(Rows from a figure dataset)
= = =
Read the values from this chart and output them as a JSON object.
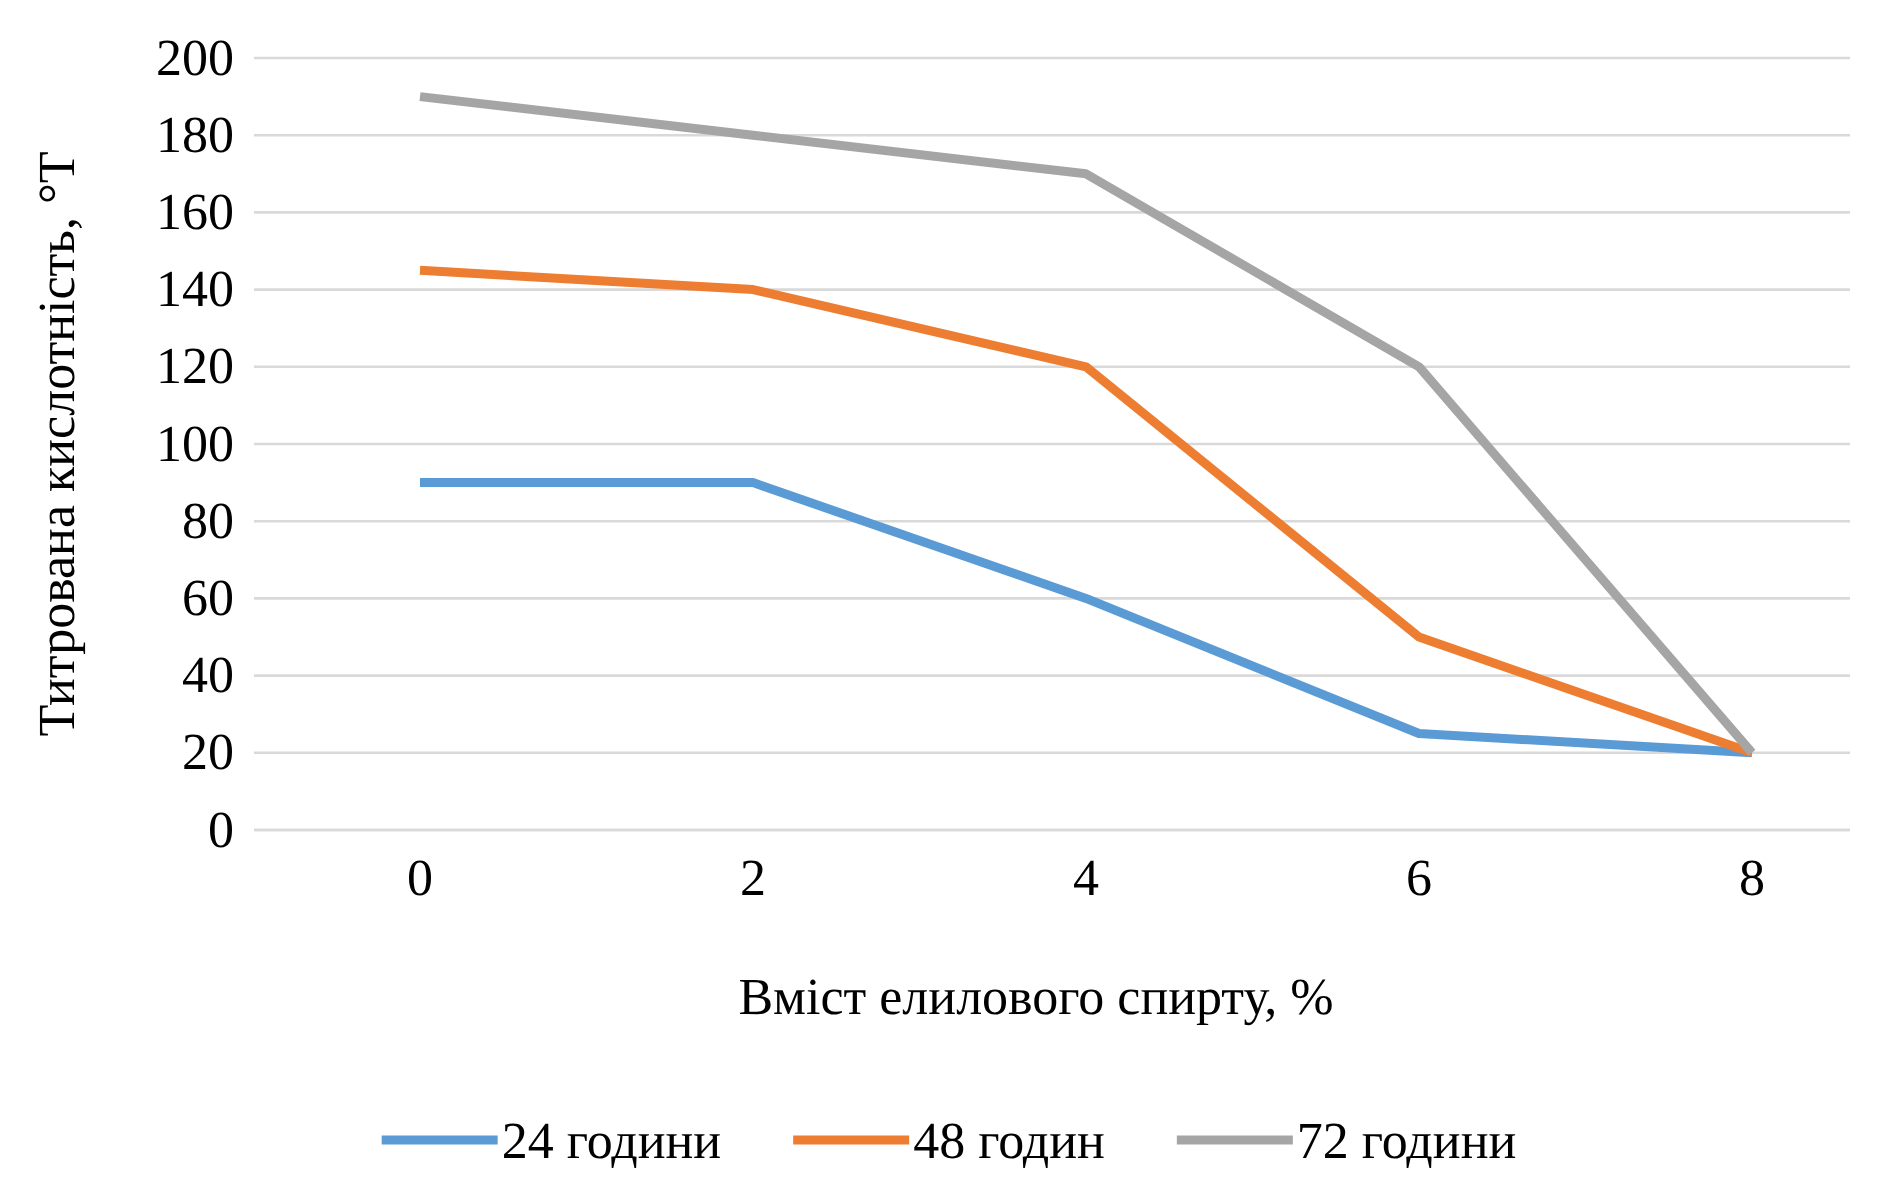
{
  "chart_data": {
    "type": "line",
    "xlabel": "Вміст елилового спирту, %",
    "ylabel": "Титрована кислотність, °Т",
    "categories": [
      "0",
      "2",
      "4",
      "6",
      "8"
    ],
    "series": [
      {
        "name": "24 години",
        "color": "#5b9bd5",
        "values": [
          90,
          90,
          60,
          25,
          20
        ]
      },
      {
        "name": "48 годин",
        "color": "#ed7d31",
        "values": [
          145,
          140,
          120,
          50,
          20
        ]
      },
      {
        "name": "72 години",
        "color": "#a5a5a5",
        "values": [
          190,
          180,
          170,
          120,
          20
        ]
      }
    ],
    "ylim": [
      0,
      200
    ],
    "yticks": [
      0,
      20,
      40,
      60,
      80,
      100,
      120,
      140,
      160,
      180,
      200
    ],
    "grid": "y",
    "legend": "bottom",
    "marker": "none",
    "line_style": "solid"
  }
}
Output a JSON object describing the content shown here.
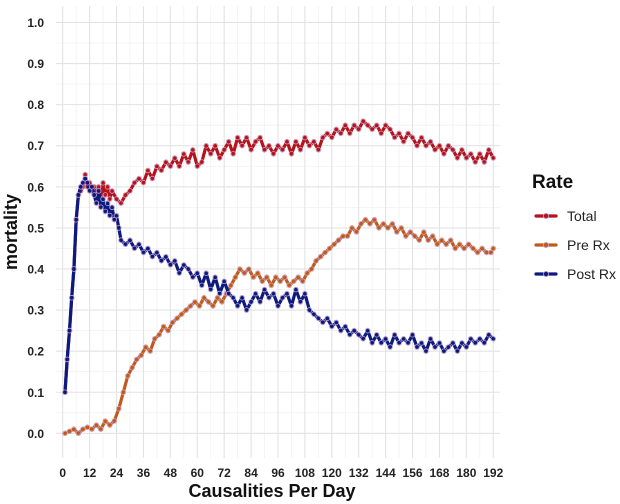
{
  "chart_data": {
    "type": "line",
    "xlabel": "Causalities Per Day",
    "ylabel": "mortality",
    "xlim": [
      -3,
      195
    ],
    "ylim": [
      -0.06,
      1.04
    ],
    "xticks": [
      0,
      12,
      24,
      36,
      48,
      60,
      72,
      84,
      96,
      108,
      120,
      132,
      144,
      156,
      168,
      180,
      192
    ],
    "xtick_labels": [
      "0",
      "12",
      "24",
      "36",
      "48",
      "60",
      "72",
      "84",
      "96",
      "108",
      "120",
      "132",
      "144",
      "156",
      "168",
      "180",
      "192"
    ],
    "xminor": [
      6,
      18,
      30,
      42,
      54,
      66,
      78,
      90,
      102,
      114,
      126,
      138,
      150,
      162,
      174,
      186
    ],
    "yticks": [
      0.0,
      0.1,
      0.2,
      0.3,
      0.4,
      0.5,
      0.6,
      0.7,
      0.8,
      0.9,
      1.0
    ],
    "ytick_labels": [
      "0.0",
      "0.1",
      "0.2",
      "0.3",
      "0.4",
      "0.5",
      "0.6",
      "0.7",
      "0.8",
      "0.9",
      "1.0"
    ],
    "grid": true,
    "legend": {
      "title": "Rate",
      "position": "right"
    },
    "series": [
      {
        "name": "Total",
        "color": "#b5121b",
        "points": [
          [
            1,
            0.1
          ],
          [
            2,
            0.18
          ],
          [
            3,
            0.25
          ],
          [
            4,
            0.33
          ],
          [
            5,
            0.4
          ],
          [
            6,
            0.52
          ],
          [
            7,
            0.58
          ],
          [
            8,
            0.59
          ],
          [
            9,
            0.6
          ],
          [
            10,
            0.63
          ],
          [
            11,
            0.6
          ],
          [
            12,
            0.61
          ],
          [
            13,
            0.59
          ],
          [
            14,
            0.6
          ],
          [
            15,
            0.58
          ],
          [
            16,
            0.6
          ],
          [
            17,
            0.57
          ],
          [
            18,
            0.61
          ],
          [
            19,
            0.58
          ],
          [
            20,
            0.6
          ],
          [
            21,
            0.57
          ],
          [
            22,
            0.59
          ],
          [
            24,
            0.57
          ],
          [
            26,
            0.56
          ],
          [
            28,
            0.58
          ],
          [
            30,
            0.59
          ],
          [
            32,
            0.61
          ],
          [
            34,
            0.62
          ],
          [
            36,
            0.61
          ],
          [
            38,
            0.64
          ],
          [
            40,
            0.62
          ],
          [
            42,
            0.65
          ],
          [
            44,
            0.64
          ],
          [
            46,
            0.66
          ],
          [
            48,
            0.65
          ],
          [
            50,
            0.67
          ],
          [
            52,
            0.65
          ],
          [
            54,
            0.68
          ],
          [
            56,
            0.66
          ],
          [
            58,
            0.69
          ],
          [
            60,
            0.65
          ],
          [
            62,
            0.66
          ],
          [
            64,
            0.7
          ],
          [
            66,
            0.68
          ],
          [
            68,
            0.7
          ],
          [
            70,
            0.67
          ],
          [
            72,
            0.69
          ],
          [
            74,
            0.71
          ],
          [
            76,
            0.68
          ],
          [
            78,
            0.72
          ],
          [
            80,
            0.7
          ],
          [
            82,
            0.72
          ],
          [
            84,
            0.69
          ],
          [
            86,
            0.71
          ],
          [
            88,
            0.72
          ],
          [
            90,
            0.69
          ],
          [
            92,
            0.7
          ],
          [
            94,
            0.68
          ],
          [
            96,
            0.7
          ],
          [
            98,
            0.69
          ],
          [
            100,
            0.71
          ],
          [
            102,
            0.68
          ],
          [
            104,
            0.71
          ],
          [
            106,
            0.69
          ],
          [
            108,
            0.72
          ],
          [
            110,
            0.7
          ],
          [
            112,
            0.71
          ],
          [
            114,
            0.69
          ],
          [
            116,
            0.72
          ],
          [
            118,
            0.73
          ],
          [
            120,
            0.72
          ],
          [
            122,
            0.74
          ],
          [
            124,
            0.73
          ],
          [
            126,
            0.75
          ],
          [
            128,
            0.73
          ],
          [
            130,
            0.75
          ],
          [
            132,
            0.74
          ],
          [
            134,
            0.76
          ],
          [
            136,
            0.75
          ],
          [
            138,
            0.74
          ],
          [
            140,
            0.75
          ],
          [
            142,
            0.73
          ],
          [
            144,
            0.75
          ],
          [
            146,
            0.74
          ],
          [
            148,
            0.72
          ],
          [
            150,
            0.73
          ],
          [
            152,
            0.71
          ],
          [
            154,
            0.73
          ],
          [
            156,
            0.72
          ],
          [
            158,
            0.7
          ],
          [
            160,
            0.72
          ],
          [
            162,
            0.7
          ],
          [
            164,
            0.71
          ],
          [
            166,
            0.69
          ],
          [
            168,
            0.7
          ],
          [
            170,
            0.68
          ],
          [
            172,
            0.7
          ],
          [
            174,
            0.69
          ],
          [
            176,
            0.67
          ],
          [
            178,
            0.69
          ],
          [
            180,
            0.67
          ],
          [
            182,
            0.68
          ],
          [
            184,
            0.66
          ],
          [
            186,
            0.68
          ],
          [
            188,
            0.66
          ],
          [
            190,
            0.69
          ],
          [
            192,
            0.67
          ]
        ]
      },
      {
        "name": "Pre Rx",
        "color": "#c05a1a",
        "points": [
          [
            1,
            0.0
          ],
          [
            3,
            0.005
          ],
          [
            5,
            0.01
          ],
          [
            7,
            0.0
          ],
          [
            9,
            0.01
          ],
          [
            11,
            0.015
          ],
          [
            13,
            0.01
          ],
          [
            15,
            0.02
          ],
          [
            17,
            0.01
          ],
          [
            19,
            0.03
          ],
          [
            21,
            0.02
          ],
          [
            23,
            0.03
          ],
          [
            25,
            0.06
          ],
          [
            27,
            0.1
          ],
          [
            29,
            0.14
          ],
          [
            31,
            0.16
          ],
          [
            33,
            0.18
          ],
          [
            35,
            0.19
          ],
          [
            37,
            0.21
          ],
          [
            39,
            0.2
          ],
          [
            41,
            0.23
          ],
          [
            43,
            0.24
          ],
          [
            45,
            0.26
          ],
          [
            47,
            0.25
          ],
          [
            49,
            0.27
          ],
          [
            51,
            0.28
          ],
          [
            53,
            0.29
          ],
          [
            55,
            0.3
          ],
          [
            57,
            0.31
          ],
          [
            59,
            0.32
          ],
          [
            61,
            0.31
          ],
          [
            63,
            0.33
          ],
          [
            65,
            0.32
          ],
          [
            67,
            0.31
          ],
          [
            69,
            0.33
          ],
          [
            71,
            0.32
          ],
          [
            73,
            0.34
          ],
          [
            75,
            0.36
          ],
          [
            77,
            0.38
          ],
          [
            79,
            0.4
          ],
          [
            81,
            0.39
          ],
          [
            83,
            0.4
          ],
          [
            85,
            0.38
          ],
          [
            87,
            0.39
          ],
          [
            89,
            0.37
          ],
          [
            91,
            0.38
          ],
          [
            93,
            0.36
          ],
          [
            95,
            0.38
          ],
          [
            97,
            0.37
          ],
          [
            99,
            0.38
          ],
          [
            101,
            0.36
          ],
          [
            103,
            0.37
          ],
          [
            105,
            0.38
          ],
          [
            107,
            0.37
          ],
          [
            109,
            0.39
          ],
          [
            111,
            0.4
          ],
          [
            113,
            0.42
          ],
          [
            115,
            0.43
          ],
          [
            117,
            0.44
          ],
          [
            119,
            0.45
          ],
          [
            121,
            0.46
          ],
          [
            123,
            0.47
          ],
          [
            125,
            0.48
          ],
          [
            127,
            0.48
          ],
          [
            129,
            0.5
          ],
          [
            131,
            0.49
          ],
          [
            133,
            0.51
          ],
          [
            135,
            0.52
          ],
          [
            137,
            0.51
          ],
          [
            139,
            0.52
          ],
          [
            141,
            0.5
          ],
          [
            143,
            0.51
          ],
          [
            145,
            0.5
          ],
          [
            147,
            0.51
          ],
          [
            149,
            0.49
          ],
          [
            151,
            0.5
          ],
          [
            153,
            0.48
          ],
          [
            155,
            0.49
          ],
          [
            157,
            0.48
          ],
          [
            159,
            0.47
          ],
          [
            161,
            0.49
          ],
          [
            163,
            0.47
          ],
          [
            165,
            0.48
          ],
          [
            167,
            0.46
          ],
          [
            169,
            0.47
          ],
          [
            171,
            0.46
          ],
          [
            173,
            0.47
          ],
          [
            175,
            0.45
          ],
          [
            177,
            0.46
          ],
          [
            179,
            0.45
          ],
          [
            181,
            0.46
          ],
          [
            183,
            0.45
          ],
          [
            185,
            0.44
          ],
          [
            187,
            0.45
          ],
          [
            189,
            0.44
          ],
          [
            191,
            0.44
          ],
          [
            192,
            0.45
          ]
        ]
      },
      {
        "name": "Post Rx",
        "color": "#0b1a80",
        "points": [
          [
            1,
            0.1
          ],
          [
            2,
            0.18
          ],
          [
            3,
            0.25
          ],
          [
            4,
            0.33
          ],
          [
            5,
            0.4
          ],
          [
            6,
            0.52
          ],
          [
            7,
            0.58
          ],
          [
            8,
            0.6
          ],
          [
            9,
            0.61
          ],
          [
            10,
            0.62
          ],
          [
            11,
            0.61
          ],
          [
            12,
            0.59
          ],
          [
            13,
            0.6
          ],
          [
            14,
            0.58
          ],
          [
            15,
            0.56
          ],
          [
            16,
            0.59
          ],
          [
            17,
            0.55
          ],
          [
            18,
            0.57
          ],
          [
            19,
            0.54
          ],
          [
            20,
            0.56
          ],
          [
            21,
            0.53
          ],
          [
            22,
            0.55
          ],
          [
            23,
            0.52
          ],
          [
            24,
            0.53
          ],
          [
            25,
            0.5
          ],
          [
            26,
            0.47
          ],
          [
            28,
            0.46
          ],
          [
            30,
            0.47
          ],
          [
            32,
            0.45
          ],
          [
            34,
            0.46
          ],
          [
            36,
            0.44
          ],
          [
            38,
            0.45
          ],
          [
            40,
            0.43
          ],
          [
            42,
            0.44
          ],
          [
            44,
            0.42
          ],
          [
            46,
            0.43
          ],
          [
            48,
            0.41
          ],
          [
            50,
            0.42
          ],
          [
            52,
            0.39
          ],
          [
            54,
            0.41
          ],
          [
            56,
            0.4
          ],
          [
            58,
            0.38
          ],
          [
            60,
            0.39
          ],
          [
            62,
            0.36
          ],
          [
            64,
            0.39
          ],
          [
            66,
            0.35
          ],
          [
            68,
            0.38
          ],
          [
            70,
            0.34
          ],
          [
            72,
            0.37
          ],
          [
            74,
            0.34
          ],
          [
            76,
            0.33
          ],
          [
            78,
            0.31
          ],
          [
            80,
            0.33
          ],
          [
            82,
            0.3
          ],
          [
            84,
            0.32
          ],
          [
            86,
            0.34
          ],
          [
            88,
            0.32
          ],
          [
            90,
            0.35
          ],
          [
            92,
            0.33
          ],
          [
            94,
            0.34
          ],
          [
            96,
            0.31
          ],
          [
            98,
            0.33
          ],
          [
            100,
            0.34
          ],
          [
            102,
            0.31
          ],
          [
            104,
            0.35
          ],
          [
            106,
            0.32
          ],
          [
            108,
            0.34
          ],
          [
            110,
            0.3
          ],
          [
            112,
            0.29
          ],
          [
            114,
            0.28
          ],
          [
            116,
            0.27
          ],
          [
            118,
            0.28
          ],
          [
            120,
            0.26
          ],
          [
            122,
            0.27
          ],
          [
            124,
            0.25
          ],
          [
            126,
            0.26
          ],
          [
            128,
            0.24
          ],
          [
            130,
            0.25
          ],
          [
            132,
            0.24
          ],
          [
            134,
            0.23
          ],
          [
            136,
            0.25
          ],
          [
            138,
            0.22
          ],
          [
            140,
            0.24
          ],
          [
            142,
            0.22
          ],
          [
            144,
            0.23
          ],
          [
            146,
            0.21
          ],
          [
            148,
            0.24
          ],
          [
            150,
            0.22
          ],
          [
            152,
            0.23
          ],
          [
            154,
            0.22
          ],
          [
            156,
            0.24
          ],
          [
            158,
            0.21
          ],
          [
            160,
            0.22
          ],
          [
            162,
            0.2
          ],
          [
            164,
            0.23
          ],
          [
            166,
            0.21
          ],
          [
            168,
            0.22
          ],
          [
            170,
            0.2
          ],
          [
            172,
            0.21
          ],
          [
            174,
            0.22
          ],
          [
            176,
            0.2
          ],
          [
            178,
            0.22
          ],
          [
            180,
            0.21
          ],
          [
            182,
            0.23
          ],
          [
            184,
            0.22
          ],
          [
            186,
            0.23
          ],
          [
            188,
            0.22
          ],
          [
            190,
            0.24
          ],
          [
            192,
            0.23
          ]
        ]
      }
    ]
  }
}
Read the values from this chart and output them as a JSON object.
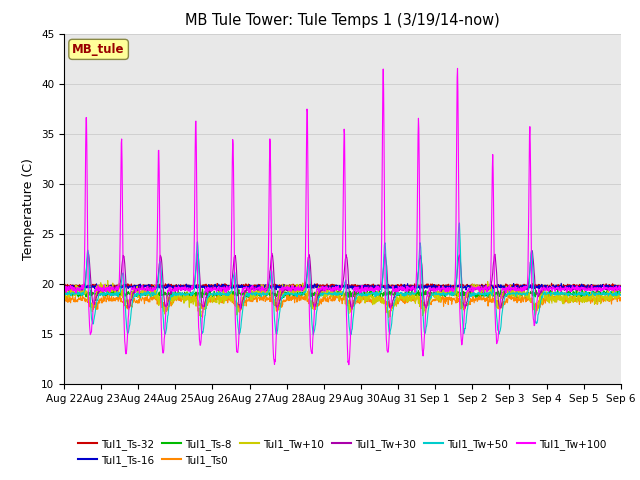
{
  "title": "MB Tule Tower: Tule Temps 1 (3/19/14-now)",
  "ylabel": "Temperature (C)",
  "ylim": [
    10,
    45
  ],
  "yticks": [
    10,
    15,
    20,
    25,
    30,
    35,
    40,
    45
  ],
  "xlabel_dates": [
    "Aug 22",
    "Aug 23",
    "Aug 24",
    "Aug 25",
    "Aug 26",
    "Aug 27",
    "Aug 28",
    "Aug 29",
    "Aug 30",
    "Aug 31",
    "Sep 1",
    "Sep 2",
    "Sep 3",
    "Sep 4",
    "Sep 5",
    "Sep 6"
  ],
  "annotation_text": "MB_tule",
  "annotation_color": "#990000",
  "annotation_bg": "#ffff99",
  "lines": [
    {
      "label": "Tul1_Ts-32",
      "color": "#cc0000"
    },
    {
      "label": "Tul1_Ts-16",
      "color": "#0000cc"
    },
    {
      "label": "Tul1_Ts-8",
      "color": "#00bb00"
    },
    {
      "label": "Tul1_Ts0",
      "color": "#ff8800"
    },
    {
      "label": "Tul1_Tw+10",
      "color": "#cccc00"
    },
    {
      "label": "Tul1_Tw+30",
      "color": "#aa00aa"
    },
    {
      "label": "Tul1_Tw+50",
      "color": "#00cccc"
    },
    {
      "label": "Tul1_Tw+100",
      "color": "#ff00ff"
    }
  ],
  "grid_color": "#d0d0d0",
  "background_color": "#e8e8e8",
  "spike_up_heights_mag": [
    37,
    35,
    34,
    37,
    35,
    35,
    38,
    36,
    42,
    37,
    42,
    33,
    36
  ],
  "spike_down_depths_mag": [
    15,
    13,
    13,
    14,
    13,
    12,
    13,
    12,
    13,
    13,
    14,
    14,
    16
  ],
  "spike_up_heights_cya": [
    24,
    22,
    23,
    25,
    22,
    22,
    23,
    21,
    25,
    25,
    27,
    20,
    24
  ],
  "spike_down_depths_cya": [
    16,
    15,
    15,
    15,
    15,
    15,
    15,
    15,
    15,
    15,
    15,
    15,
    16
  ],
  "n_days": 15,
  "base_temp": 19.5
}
= = =
(What needs to be done):
Copy every line above in which the string "name" shows up.

(Answer in full):
        "name": "24 години",
        "name": "48 годин",
        "name": "72 години",
        "name": "Total",
        "name": "Pre Rx",
        "name": "Post Rx",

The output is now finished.